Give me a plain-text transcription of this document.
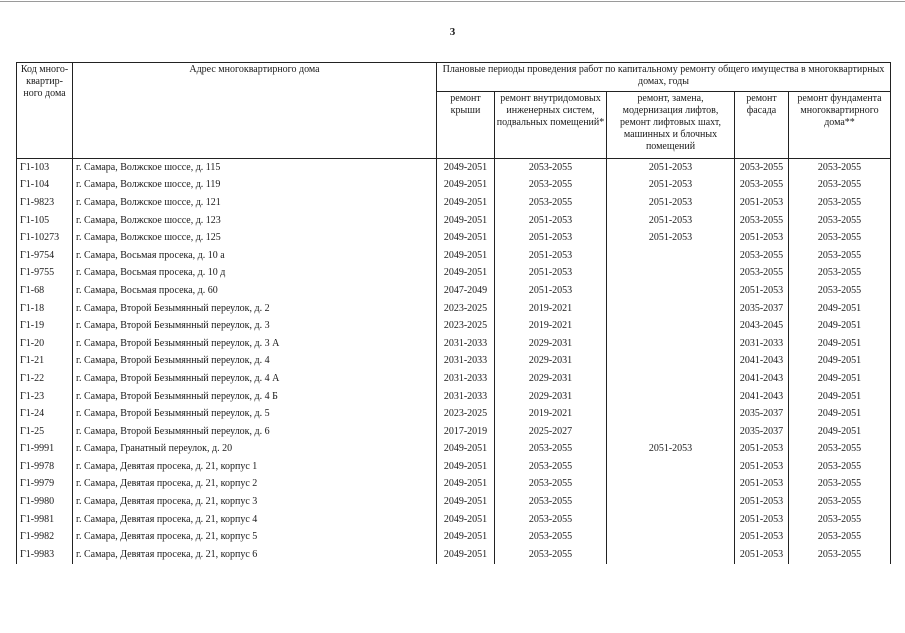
3
Код много-квартир-ного дома	Адрес многоквартирного дома	Плановые периоды проведения работ по капитальному ремонту общего имущества в многоквартирных домах, годы				
		ремонт крыши	ремонт внутридомовых инженерных систем, подвальных помещений*	ремонт, замена, модернизация лифтов, ремонт лифтовых шахт, машинных и блочных помещений	ремонт фасада	ремонт фундамента многоквартирного дома**
Г1-103	г. Самара, Волжское шоссе, д. 115	2049-2051	2053-2055	2051-2053	2053-2055	2053-2055
Г1-104	г. Самара, Волжское шоссе, д. 119	2049-2051	2053-2055	2051-2053	2053-2055	2053-2055
Г1-9823	г. Самара, Волжское шоссе, д. 121	2049-2051	2053-2055	2051-2053	2051-2053	2053-2055
Г1-105	г. Самара, Волжское шоссе, д. 123	2049-2051	2051-2053	2051-2053	2053-2055	2053-2055
Г1-10273	г. Самара, Волжское шоссе, д. 125	2049-2051	2051-2053	2051-2053	2051-2053	2053-2055
Г1-9754	г. Самара, Восьмая просека, д. 10 а	2049-2051	2051-2053		2053-2055	2053-2055
Г1-9755	г. Самара, Восьмая просека, д. 10 д	2049-2051	2051-2053		2053-2055	2053-2055
Г1-68	г. Самара, Восьмая просека, д. 60	2047-2049	2051-2053		2051-2053	2053-2055
Г1-18	г. Самара, Второй Безымянный переулок, д. 2	2023-2025	2019-2021		2035-2037	2049-2051
Г1-19	г. Самара, Второй Безымянный переулок, д. 3	2023-2025	2019-2021		2043-2045	2049-2051
Г1-20	г. Самара, Второй Безымянный переулок, д. 3 А	2031-2033	2029-2031		2031-2033	2049-2051
Г1-21	г. Самара, Второй Безымянный переулок, д. 4	2031-2033	2029-2031		2041-2043	2049-2051
Г1-22	г. Самара, Второй Безымянный переулок, д. 4 А	2031-2033	2029-2031		2041-2043	2049-2051
Г1-23	г. Самара, Второй Безымянный переулок, д. 4 Б	2031-2033	2029-2031		2041-2043	2049-2051
Г1-24	г. Самара, Второй Безымянный переулок, д. 5	2023-2025	2019-2021		2035-2037	2049-2051
Г1-25	г. Самара, Второй Безымянный переулок, д. 6	2017-2019	2025-2027		2035-2037	2049-2051
Г1-9991	г. Самара, Гранатный переулок, д. 20	2049-2051	2053-2055	2051-2053	2051-2053	2053-2055
Г1-9978	г. Самара, Девятая просека, д. 21, корпус 1	2049-2051	2053-2055		2051-2053	2053-2055
Г1-9979	г. Самара, Девятая просека, д. 21, корпус 2	2049-2051	2053-2055		2051-2053	2053-2055
Г1-9980	г. Самара, Девятая просека, д. 21, корпус 3	2049-2051	2053-2055		2051-2053	2053-2055
Г1-9981	г. Самара, Девятая просека, д. 21, корпус 4	2049-2051	2053-2055		2051-2053	2053-2055
Г1-9982	г. Самара, Девятая просека, д. 21, корпус 5	2049-2051	2053-2055		2051-2053	2053-2055
Г1-9983	г. Самара, Девятая просека, д. 21, корпус 6	2049-2051	2053-2055		2051-2053	2053-2055
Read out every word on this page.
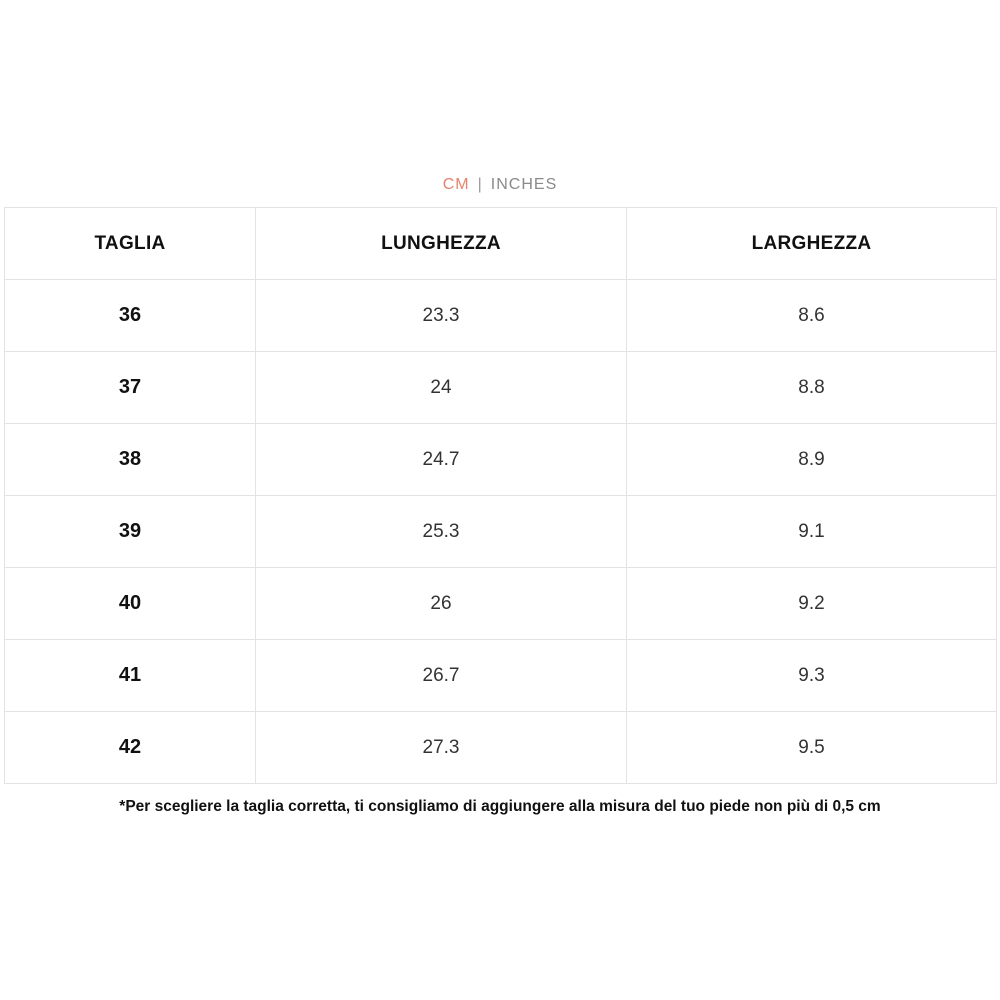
CM | INCHES
TAGLIA	LUNGHEZZA	LARGHEZZA
36	23.3	8.6
37	24	8.8
38	24.7	8.9
39	25.3	9.1
40	26	9.2
41	26.7	9.3
42	27.3	9.5
*Per scegliere la taglia corretta, ti consigliamo di aggiungere alla misura del tuo piede non più di 0,5 cm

▸ **STATED GOAL**: Repeat the records above verbatim, with no pictures in the result.

▸ **RESULT OF THE TASK**:
Give me a plain-text transcription of this document.
3
Код много-квартир-ного дома	Адрес многоквартирного дома	Плановые периоды проведения работ по капитальному ремонту общего имущества в многоквартирных домах, годы				
		ремонт крыши	ремонт внутридомовых инженерных систем, подвальных помещений*	ремонт, замена, модернизация лифтов, ремонт лифтовых шахт, машинных и блочных помещений	ремонт фасада	ремонт фундамента многоквартирного дома**
Г1-103	г. Самара, Волжское шоссе, д. 115	2049-2051	2053-2055	2051-2053	2053-2055	2053-2055
Г1-104	г. Самара, Волжское шоссе, д. 119	2049-2051	2053-2055	2051-2053	2053-2055	2053-2055
Г1-9823	г. Самара, Волжское шоссе, д. 121	2049-2051	2053-2055	2051-2053	2051-2053	2053-2055
Г1-105	г. Самара, Волжское шоссе, д. 123	2049-2051	2051-2053	2051-2053	2053-2055	2053-2055
Г1-10273	г. Самара, Волжское шоссе, д. 125	2049-2051	2051-2053	2051-2053	2051-2053	2053-2055
Г1-9754	г. Самара, Восьмая просека, д. 10 а	2049-2051	2051-2053		2053-2055	2053-2055
Г1-9755	г. Самара, Восьмая просека, д. 10 д	2049-2051	2051-2053		2053-2055	2053-2055
Г1-68	г. Самара, Восьмая просека, д. 60	2047-2049	2051-2053		2051-2053	2053-2055
Г1-18	г. Самара, Второй Безымянный переулок, д. 2	2023-2025	2019-2021		2035-2037	2049-2051
Г1-19	г. Самара, Второй Безымянный переулок, д. 3	2023-2025	2019-2021		2043-2045	2049-2051
Г1-20	г. Самара, Второй Безымянный переулок, д. 3 А	2031-2033	2029-2031		2031-2033	2049-2051
Г1-21	г. Самара, Второй Безымянный переулок, д. 4	2031-2033	2029-2031		2041-2043	2049-2051
Г1-22	г. Самара, Второй Безымянный переулок, д. 4 А	2031-2033	2029-2031		2041-2043	2049-2051
Г1-23	г. Самара, Второй Безымянный переулок, д. 4 Б	2031-2033	2029-2031		2041-2043	2049-2051
Г1-24	г. Самара, Второй Безымянный переулок, д. 5	2023-2025	2019-2021		2035-2037	2049-2051
Г1-25	г. Самара, Второй Безымянный переулок, д. 6	2017-2019	2025-2027		2035-2037	2049-2051
Г1-9991	г. Самара, Гранатный переулок, д. 20	2049-2051	2053-2055	2051-2053	2051-2053	2053-2055
Г1-9978	г. Самара, Девятая просека, д. 21, корпус 1	2049-2051	2053-2055		2051-2053	2053-2055
Г1-9979	г. Самара, Девятая просека, д. 21, корпус 2	2049-2051	2053-2055		2051-2053	2053-2055
Г1-9980	г. Самара, Девятая просека, д. 21, корпус 3	2049-2051	2053-2055		2051-2053	2053-2055
Г1-9981	г. Самара, Девятая просека, д. 21, корпус 4	2049-2051	2053-2055		2051-2053	2053-2055
Г1-9982	г. Самара, Девятая просека, д. 21, корпус 5	2049-2051	2053-2055		2051-2053	2053-2055
Г1-9983	г. Самара, Девятая просека, д. 21, корпус 6	2049-2051	2053-2055		2051-2053	2053-2055
Read out every word on this page.
CM | INCHES
TAGLIA	LUNGHEZZA	LARGHEZZA
36	23.3	8.6
37	24	8.8
38	24.7	8.9
39	25.3	9.1
40	26	9.2
41	26.7	9.3
42	27.3	9.5
*Per scegliere la taglia corretta, ti consigliamo di aggiungere alla misura del tuo piede non più di 0,5 cm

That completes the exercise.